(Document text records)
┌──

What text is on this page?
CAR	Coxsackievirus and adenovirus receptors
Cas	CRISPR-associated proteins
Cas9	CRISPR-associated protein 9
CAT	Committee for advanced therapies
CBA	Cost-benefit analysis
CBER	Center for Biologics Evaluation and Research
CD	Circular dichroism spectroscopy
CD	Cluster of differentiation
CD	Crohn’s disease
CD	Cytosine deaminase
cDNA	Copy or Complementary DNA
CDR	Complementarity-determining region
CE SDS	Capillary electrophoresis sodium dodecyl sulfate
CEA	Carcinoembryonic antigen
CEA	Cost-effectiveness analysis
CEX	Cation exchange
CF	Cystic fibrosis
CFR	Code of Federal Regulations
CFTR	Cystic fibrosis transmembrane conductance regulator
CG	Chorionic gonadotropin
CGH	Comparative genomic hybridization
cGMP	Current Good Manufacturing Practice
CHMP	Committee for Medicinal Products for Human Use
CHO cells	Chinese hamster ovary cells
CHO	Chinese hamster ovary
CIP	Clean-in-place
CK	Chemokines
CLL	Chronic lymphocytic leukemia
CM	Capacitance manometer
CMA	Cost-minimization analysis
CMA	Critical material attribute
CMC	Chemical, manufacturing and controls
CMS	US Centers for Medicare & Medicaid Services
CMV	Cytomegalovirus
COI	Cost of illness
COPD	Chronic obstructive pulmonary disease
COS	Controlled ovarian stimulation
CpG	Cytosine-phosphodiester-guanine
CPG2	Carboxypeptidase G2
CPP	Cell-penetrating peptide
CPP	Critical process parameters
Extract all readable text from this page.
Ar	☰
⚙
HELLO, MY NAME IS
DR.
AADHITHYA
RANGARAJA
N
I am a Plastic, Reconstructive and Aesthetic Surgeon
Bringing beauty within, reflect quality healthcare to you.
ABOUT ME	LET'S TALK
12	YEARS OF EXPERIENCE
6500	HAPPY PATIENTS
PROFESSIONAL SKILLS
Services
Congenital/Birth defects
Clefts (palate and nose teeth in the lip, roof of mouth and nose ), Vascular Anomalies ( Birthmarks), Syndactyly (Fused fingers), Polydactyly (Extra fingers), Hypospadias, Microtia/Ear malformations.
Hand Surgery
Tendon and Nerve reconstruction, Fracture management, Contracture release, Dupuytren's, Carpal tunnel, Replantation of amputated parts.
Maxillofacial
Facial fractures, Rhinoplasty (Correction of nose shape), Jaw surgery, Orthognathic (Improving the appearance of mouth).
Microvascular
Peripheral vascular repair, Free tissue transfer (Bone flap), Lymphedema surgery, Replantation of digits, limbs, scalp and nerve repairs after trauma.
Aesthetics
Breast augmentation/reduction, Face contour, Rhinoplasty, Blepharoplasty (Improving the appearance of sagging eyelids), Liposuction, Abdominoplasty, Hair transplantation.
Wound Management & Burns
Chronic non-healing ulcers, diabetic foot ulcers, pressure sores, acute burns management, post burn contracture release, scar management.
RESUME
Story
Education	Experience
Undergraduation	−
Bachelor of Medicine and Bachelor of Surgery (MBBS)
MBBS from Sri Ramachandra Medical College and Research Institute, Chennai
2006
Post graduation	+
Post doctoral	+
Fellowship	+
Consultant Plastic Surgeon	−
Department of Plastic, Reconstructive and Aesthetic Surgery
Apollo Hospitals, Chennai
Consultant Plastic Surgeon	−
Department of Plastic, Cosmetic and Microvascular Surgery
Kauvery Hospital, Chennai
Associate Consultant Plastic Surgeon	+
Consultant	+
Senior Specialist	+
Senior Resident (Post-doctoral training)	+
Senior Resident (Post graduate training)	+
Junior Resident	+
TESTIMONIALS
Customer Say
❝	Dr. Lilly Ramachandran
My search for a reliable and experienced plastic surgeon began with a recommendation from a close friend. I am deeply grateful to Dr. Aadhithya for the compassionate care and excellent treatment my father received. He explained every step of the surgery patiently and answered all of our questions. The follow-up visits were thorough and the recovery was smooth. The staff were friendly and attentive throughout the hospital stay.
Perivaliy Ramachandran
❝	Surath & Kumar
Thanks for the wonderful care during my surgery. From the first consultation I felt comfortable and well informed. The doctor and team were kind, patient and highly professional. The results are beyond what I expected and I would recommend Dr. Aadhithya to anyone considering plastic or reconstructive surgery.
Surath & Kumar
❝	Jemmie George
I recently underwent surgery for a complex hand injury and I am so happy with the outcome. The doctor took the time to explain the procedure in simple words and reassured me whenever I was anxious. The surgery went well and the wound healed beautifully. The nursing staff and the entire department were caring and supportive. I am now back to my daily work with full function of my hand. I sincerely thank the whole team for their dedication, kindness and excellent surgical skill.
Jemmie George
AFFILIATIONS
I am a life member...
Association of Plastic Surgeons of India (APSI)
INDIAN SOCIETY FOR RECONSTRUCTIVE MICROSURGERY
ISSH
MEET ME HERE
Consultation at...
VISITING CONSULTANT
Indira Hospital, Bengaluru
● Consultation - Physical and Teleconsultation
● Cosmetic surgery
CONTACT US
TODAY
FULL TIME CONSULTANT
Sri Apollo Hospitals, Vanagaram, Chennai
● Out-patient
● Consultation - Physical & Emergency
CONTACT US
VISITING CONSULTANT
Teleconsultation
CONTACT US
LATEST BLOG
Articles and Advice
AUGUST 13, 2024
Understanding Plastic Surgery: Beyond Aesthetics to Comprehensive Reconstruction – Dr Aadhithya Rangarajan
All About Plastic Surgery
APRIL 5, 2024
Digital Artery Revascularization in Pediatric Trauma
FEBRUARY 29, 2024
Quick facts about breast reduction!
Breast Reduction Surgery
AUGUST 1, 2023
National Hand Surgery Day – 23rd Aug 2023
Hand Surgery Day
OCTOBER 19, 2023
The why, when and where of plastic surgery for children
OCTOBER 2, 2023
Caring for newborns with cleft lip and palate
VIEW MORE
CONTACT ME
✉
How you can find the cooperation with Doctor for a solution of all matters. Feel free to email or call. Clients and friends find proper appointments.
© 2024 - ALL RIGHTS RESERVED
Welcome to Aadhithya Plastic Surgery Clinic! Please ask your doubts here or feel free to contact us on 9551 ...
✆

└──

** WHAT YOU SHOULD DO **
The task calls for each record to be returned verbatim.

** TASK ANSWER **
What text is on this page?
CAR	Coxsackievirus and adenovirus receptors
Cas	CRISPR-associated proteins
Cas9	CRISPR-associated protein 9
CAT	Committee for advanced therapies
CBA	Cost-benefit analysis
CBER	Center for Biologics Evaluation and Research
CD	Circular dichroism spectroscopy
CD	Cluster of differentiation
CD	Crohn’s disease
CD	Cytosine deaminase
cDNA	Copy or Complementary DNA
CDR	Complementarity-determining region
CE SDS	Capillary electrophoresis sodium dodecyl sulfate
CEA	Carcinoembryonic antigen
CEA	Cost-effectiveness analysis
CEX	Cation exchange
CF	Cystic fibrosis
CFR	Code of Federal Regulations
CFTR	Cystic fibrosis transmembrane conductance regulator
CG	Chorionic gonadotropin
CGH	Comparative genomic hybridization
cGMP	Current Good Manufacturing Practice
CHMP	Committee for Medicinal Products for Human Use
CHO cells	Chinese hamster ovary cells
CHO	Chinese hamster ovary
CIP	Clean-in-place
CK	Chemokines
CLL	Chronic lymphocytic leukemia
CM	Capacitance manometer
CMA	Cost-minimization analysis
CMA	Critical material attribute
CMC	Chemical, manufacturing and controls
CMS	US Centers for Medicare & Medicaid Services
CMV	Cytomegalovirus
COI	Cost of illness
COPD	Chronic obstructive pulmonary disease
COS	Controlled ovarian stimulation
CpG	Cytosine-phosphodiester-guanine
CPG2	Carboxypeptidase G2
CPP	Cell-penetrating peptide
CPP	Critical process parameters
Extract all readable text from this page.
Ar	☰
⚙
HELLO, MY NAME IS
DR.
AADHITHYA
RANGARAJA
N
I am a Plastic, Reconstructive and Aesthetic Surgeon
Bringing beauty within, reflect quality healthcare to you.
ABOUT ME	LET'S TALK
12	YEARS OF EXPERIENCE
6500	HAPPY PATIENTS
PROFESSIONAL SKILLS
Services
Congenital/Birth defects
Clefts (palate and nose teeth in the lip, roof of mouth and nose ), Vascular Anomalies ( Birthmarks), Syndactyly (Fused fingers), Polydactyly (Extra fingers), Hypospadias, Microtia/Ear malformations.
Hand Surgery
Tendon and Nerve reconstruction, Fracture management, Contracture release, Dupuytren's, Carpal tunnel, Replantation of amputated parts.
Maxillofacial
Facial fractures, Rhinoplasty (Correction of nose shape), Jaw surgery, Orthognathic (Improving the appearance of mouth).
Microvascular
Peripheral vascular repair, Free tissue transfer (Bone flap), Lymphedema surgery, Replantation of digits, limbs, scalp and nerve repairs after trauma.
Aesthetics
Breast augmentation/reduction, Face contour, Rhinoplasty, Blepharoplasty (Improving the appearance of sagging eyelids), Liposuction, Abdominoplasty, Hair transplantation.
Wound Management & Burns
Chronic non-healing ulcers, diabetic foot ulcers, pressure sores, acute burns management, post burn contracture release, scar management.
RESUME
Story
Education	Experience
Undergraduation	−
Bachelor of Medicine and Bachelor of Surgery (MBBS)
MBBS from Sri Ramachandra Medical College and Research Institute, Chennai
2006
Post graduation	+
Post doctoral	+
Fellowship	+
Consultant Plastic Surgeon	−
Department of Plastic, Reconstructive and Aesthetic Surgery
Apollo Hospitals, Chennai
Consultant Plastic Surgeon	−
Department of Plastic, Cosmetic and Microvascular Surgery
Kauvery Hospital, Chennai
Associate Consultant Plastic Surgeon	+
Consultant	+
Senior Specialist	+
Senior Resident (Post-doctoral training)	+
Senior Resident (Post graduate training)	+
Junior Resident	+
TESTIMONIALS
Customer Say
❝	Dr. Lilly Ramachandran
My search for a reliable and experienced plastic surgeon began with a recommendation from a close friend. I am deeply grateful to Dr. Aadhithya for the compassionate care and excellent treatment my father received. He explained every step of the surgery patiently and answered all of our questions. The follow-up visits were thorough and the recovery was smooth. The staff were friendly and attentive throughout the hospital stay.
Perivaliy Ramachandran
❝	Surath & Kumar
Thanks for the wonderful care during my surgery. From the first consultation I felt comfortable and well informed. The doctor and team were kind, patient and highly professional. The results are beyond what I expected and I would recommend Dr. Aadhithya to anyone considering plastic or reconstructive surgery.
Surath & Kumar
❝	Jemmie George
I recently underwent surgery for a complex hand injury and I am so happy with the outcome. The doctor took the time to explain the procedure in simple words and reassured me whenever I was anxious. The surgery went well and the wound healed beautifully. The nursing staff and the entire department were caring and supportive. I am now back to my daily work with full function of my hand. I sincerely thank the whole team for their dedication, kindness and excellent surgical skill.
Jemmie George
AFFILIATIONS
I am a life member...
Association of Plastic Surgeons of India (APSI)
INDIAN SOCIETY FOR RECONSTRUCTIVE MICROSURGERY
ISSH
MEET ME HERE
Consultation at...
VISITING CONSULTANT
Indira Hospital, Bengaluru
● Consultation - Physical and Teleconsultation
● Cosmetic surgery
CONTACT US
TODAY
FULL TIME CONSULTANT
Sri Apollo Hospitals, Vanagaram, Chennai
● Out-patient
● Consultation - Physical & Emergency
CONTACT US
VISITING CONSULTANT
Teleconsultation
CONTACT US
LATEST BLOG
Articles and Advice
AUGUST 13, 2024
Understanding Plastic Surgery: Beyond Aesthetics to Comprehensive Reconstruction – Dr Aadhithya Rangarajan
All About Plastic Surgery
APRIL 5, 2024
Digital Artery Revascularization in Pediatric Trauma
FEBRUARY 29, 2024
Quick facts about breast reduction!
Breast Reduction Surgery
AUGUST 1, 2023
National Hand Surgery Day – 23rd Aug 2023
Hand Surgery Day
OCTOBER 19, 2023
The why, when and where of plastic surgery for children
OCTOBER 2, 2023
Caring for newborns with cleft lip and palate
VIEW MORE
CONTACT ME
✉
How you can find the cooperation with Doctor for a solution of all matters. Feel free to email or call. Clients and friends find proper appointments.
© 2024 - ALL RIGHTS RESERVED
Welcome to Aadhithya Plastic Surgery Clinic! Please ask your doubts here or feel free to contact us on 9551 ...
✆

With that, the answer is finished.